An exact copy of every record is needed.

[START ITEMS]

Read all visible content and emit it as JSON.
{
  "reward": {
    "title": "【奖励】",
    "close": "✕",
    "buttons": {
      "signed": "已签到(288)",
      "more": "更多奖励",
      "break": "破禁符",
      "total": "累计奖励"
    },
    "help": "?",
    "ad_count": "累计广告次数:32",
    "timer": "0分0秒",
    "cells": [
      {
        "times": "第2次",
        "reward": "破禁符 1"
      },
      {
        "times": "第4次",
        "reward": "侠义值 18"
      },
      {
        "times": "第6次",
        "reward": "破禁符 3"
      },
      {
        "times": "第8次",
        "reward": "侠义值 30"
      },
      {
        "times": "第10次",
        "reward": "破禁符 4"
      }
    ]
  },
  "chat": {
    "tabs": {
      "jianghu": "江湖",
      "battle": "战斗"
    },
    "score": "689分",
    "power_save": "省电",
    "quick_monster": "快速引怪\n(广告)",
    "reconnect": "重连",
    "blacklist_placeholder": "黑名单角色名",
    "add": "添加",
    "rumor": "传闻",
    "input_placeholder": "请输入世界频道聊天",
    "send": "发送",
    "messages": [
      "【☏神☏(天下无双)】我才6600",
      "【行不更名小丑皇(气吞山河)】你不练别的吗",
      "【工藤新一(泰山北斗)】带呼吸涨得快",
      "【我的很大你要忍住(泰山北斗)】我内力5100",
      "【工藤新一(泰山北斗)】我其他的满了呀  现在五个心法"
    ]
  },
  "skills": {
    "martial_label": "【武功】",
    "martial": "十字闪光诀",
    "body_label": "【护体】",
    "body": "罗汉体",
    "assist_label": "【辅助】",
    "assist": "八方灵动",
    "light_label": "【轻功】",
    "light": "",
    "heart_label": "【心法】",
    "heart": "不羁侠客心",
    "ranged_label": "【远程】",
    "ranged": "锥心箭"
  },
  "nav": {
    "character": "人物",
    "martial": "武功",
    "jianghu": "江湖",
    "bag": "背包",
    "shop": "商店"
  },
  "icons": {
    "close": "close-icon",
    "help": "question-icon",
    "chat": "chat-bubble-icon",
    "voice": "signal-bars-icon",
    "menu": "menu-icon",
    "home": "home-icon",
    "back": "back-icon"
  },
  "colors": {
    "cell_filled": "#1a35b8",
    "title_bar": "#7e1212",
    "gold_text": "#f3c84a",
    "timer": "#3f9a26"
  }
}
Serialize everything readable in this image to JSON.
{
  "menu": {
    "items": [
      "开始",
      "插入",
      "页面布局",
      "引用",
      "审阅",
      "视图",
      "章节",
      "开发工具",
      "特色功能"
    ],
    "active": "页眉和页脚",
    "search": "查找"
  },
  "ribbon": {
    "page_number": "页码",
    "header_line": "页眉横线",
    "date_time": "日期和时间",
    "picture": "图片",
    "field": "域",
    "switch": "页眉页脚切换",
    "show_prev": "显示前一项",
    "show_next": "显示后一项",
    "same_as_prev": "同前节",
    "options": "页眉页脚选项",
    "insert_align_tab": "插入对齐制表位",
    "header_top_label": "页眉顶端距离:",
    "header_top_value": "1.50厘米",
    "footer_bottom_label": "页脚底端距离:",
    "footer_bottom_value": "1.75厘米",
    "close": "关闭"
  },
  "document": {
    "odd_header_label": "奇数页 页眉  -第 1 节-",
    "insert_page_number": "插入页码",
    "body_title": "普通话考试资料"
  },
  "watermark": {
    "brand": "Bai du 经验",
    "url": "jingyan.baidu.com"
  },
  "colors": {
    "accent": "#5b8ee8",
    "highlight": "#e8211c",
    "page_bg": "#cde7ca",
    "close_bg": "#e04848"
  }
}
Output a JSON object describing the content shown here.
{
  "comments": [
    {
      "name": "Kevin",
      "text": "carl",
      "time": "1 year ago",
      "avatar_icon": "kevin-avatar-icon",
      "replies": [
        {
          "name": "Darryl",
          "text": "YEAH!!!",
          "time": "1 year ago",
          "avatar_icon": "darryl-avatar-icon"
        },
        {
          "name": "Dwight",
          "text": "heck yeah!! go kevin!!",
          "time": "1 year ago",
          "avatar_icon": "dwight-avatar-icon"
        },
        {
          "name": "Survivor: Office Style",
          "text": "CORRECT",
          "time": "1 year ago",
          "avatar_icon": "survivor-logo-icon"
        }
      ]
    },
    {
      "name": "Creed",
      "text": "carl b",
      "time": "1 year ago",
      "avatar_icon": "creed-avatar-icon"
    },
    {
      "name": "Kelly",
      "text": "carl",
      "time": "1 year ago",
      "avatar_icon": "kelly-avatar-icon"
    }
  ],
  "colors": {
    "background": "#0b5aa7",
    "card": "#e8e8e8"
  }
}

[END ITEMS]

WRITTEN ANSWER:
Read all visible content and emit it as JSON.
{
  "reward": {
    "title": "【奖励】",
    "close": "✕",
    "buttons": {
      "signed": "已签到(288)",
      "more": "更多奖励",
      "break": "破禁符",
      "total": "累计奖励"
    },
    "help": "?",
    "ad_count": "累计广告次数:32",
    "timer": "0分0秒",
    "cells": [
      {
        "times": "第2次",
        "reward": "破禁符 1"
      },
      {
        "times": "第4次",
        "reward": "侠义值 18"
      },
      {
        "times": "第6次",
        "reward": "破禁符 3"
      },
      {
        "times": "第8次",
        "reward": "侠义值 30"
      },
      {
        "times": "第10次",
        "reward": "破禁符 4"
      }
    ]
  },
  "chat": {
    "tabs": {
      "jianghu": "江湖",
      "battle": "战斗"
    },
    "score": "689分",
    "power_save": "省电",
    "quick_monster": "快速引怪\n(广告)",
    "reconnect": "重连",
    "blacklist_placeholder": "黑名单角色名",
    "add": "添加",
    "rumor": "传闻",
    "input_placeholder": "请输入世界频道聊天",
    "send": "发送",
    "messages": [
      "【☏神☏(天下无双)】我才6600",
      "【行不更名小丑皇(气吞山河)】你不练别的吗",
      "【工藤新一(泰山北斗)】带呼吸涨得快",
      "【我的很大你要忍住(泰山北斗)】我内力5100",
      "【工藤新一(泰山北斗)】我其他的满了呀  现在五个心法"
    ]
  },
  "skills": {
    "martial_label": "【武功】",
    "martial": "十字闪光诀",
    "body_label": "【护体】",
    "body": "罗汉体",
    "assist_label": "【辅助】",
    "assist": "八方灵动",
    "light_label": "【轻功】",
    "light": "",
    "heart_label": "【心法】",
    "heart": "不羁侠客心",
    "ranged_label": "【远程】",
    "ranged": "锥心箭"
  },
  "nav": {
    "character": "人物",
    "martial": "武功",
    "jianghu": "江湖",
    "bag": "背包",
    "shop": "商店"
  },
  "icons": {
    "close": "close-icon",
    "help": "question-icon",
    "chat": "chat-bubble-icon",
    "voice": "signal-bars-icon",
    "menu": "menu-icon",
    "home": "home-icon",
    "back": "back-icon"
  },
  "colors": {
    "cell_filled": "#1a35b8",
    "title_bar": "#7e1212",
    "gold_text": "#f3c84a",
    "timer": "#3f9a26"
  }
}
Serialize everything readable in this image to JSON.
{
  "menu": {
    "items": [
      "开始",
      "插入",
      "页面布局",
      "引用",
      "审阅",
      "视图",
      "章节",
      "开发工具",
      "特色功能"
    ],
    "active": "页眉和页脚",
    "search": "查找"
  },
  "ribbon": {
    "page_number": "页码",
    "header_line": "页眉横线",
    "date_time": "日期和时间",
    "picture": "图片",
    "field": "域",
    "switch": "页眉页脚切换",
    "show_prev": "显示前一项",
    "show_next": "显示后一项",
    "same_as_prev": "同前节",
    "options": "页眉页脚选项",
    "insert_align_tab": "插入对齐制表位",
    "header_top_label": "页眉顶端距离:",
    "header_top_value": "1.50厘米",
    "footer_bottom_label": "页脚底端距离:",
    "footer_bottom_value": "1.75厘米",
    "close": "关闭"
  },
  "document": {
    "odd_header_label": "奇数页 页眉  -第 1 节-",
    "insert_page_number": "插入页码",
    "body_title": "普通话考试资料"
  },
  "watermark": {
    "brand": "Bai du 经验",
    "url": "jingyan.baidu.com"
  },
  "colors": {
    "accent": "#5b8ee8",
    "highlight": "#e8211c",
    "page_bg": "#cde7ca",
    "close_bg": "#e04848"
  }
}
Output a JSON object describing the content shown here.
{
  "comments": [
    {
      "name": "Kevin",
      "text": "carl",
      "time": "1 year ago",
      "avatar_icon": "kevin-avatar-icon",
      "replies": [
        {
          "name": "Darryl",
          "text": "YEAH!!!",
          "time": "1 year ago",
          "avatar_icon": "darryl-avatar-icon"
        },
        {
          "name": "Dwight",
          "text": "heck yeah!! go kevin!!",
          "time": "1 year ago",
          "avatar_icon": "dwight-avatar-icon"
        },
        {
          "name": "Survivor: Office Style",
          "text": "CORRECT",
          "time": "1 year ago",
          "avatar_icon": "survivor-logo-icon"
        }
      ]
    },
    {
      "name": "Creed",
      "text": "carl b",
      "time": "1 year ago",
      "avatar_icon": "creed-avatar-icon"
    },
    {
      "name": "Kelly",
      "text": "carl",
      "time": "1 year ago",
      "avatar_icon": "kelly-avatar-icon"
    }
  ],
  "colors": {
    "background": "#0b5aa7",
    "card": "#e8e8e8"
  }
}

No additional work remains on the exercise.